Exercise brief:
Note how many lines hold "Travel" and report that number by itself.

Exercise material:
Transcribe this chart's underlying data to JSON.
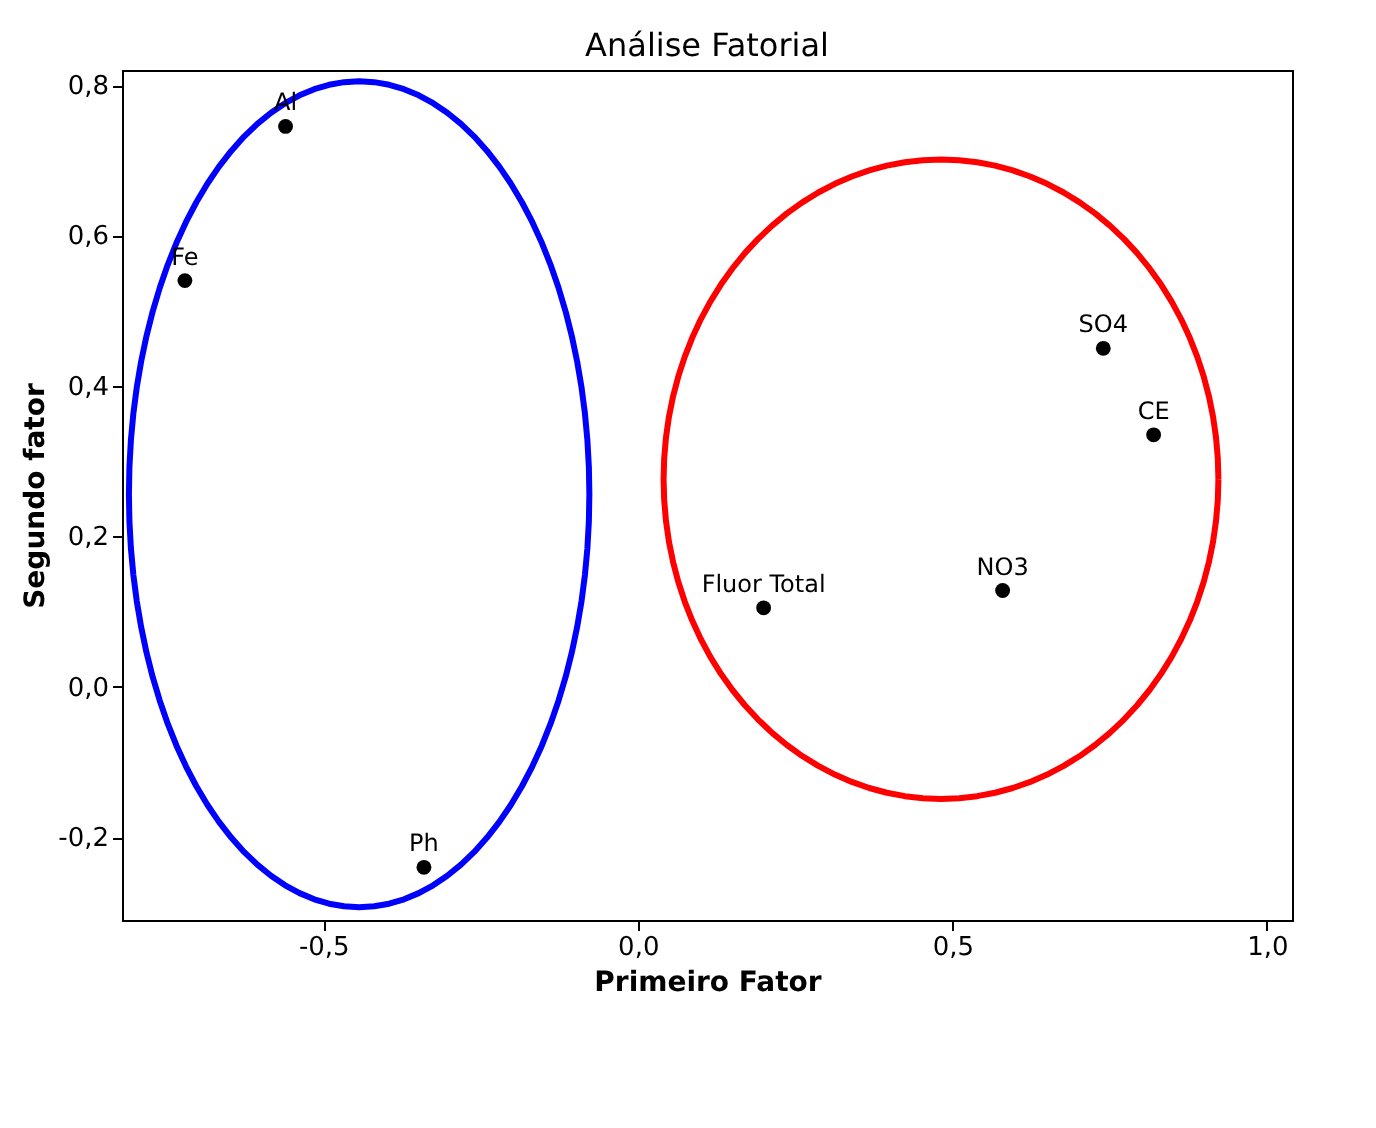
{
  "chart_data": {
    "type": "scatter",
    "title": "Análise Fatorial",
    "xlabel": "Primeiro Fator",
    "ylabel": "Segundo fator",
    "xlim": [
      -0.82,
      1.04
    ],
    "ylim": [
      -0.31,
      0.82
    ],
    "xticks": [
      {
        "value": -0.5,
        "label": "-0,5"
      },
      {
        "value": 0,
        "label": "0,0"
      },
      {
        "value": 0.5,
        "label": "0,5"
      },
      {
        "value": 1,
        "label": "1,0"
      }
    ],
    "yticks": [
      {
        "value": -0.2,
        "label": "-0,2"
      },
      {
        "value": 0,
        "label": "0,0"
      },
      {
        "value": 0.2,
        "label": "0,2"
      },
      {
        "value": 0.4,
        "label": "0,4"
      },
      {
        "value": 0.6,
        "label": "0,6"
      },
      {
        "value": 0.8,
        "label": "0,8"
      }
    ],
    "grid": false,
    "marker": "circle",
    "series": [
      {
        "color": "#000000",
        "x": [
          -0.56,
          -0.72,
          -0.34,
          0.2,
          0.58,
          0.74,
          0.82
        ],
        "values": [
          0.745,
          0.54,
          -0.24,
          0.105,
          0.128,
          0.45,
          0.335
        ]
      }
    ],
    "annotations": [
      {
        "text": "Al",
        "x": -0.56,
        "y": 0.745
      },
      {
        "text": "Fe",
        "x": -0.72,
        "y": 0.54
      },
      {
        "text": "Ph",
        "x": -0.34,
        "y": -0.24
      },
      {
        "text": "Fluor Total",
        "x": 0.2,
        "y": 0.105
      },
      {
        "text": "NO3",
        "x": 0.58,
        "y": 0.128
      },
      {
        "text": "SO4",
        "x": 0.74,
        "y": 0.45
      },
      {
        "text": "CE",
        "x": 0.82,
        "y": 0.335
      }
    ]
  }
}
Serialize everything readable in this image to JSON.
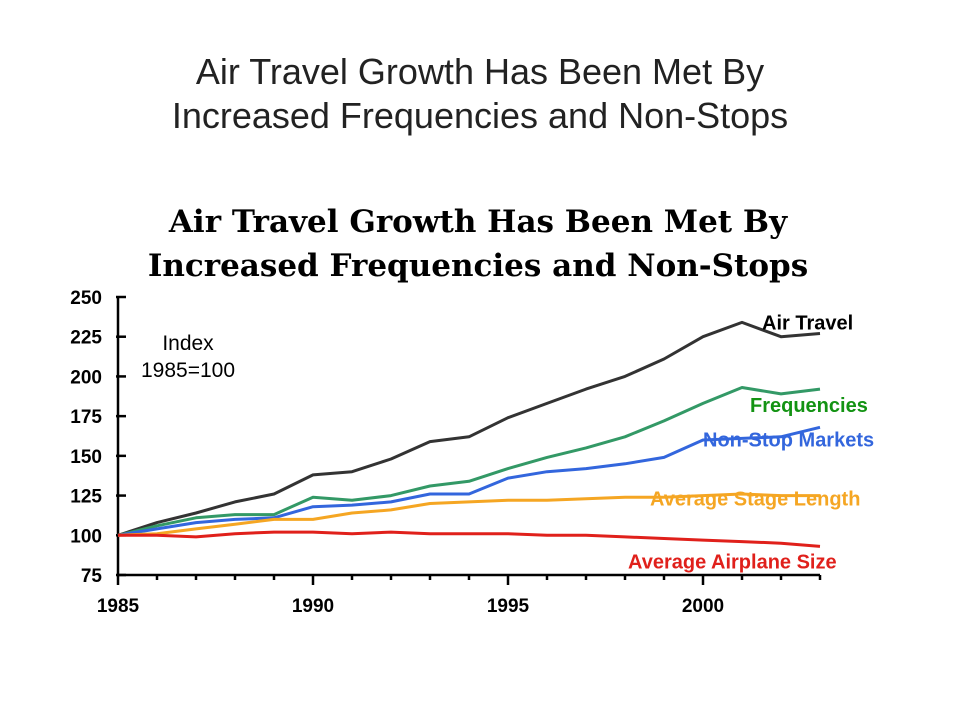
{
  "slide": {
    "title_line1": "Air Travel Growth Has Been Met By",
    "title_line2": "Increased Frequencies and Non-Stops"
  },
  "chart_data": {
    "type": "line",
    "title_lines": [
      "Air Travel Growth Has Been Met By",
      "Increased Frequencies and Non-Stops"
    ],
    "annotation_lines": [
      "Index",
      "1985=100"
    ],
    "xlim": [
      1985,
      2003
    ],
    "ylim": [
      75,
      250
    ],
    "x_ticks": [
      1985,
      1990,
      1995,
      2000
    ],
    "y_ticks": [
      75,
      100,
      125,
      150,
      175,
      200,
      225,
      250
    ],
    "x": [
      1985,
      1986,
      1987,
      1988,
      1989,
      1990,
      1991,
      1992,
      1993,
      1994,
      1995,
      1996,
      1997,
      1998,
      1999,
      2000,
      2001,
      2002,
      2003
    ],
    "grid": false,
    "legend": "inline labels at right end of each line",
    "series": [
      {
        "name": "Air Travel",
        "color": "#333333",
        "label_color": "#000000",
        "values": [
          100,
          108,
          114,
          121,
          126,
          138,
          140,
          148,
          159,
          162,
          174,
          183,
          192,
          200,
          211,
          225,
          234,
          225,
          227
        ]
      },
      {
        "name": "Frequencies",
        "color": "#339966",
        "label_color": "#139313",
        "values": [
          100,
          106,
          111,
          113,
          113,
          124,
          122,
          125,
          131,
          134,
          142,
          149,
          155,
          162,
          172,
          183,
          193,
          189,
          192
        ]
      },
      {
        "name": "Non-Stop Markets",
        "color": "#3366dd",
        "label_color": "#3366dd",
        "values": [
          100,
          104,
          108,
          110,
          111,
          118,
          119,
          121,
          126,
          126,
          136,
          140,
          142,
          145,
          149,
          160,
          161,
          162,
          168
        ]
      },
      {
        "name": "Average Stage Length",
        "color": "#f5a623",
        "label_color": "#f5a623",
        "values": [
          100,
          101,
          104,
          107,
          110,
          110,
          114,
          116,
          120,
          121,
          122,
          122,
          123,
          124,
          124,
          125,
          126,
          125,
          125
        ]
      },
      {
        "name": "Average Airplane Size",
        "color": "#e0201b",
        "label_color": "#e0201b",
        "values": [
          100,
          100,
          99,
          101,
          102,
          102,
          101,
          102,
          101,
          101,
          101,
          100,
          100,
          99,
          98,
          97,
          96,
          95,
          93
        ]
      }
    ]
  }
}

Solution to this task:
3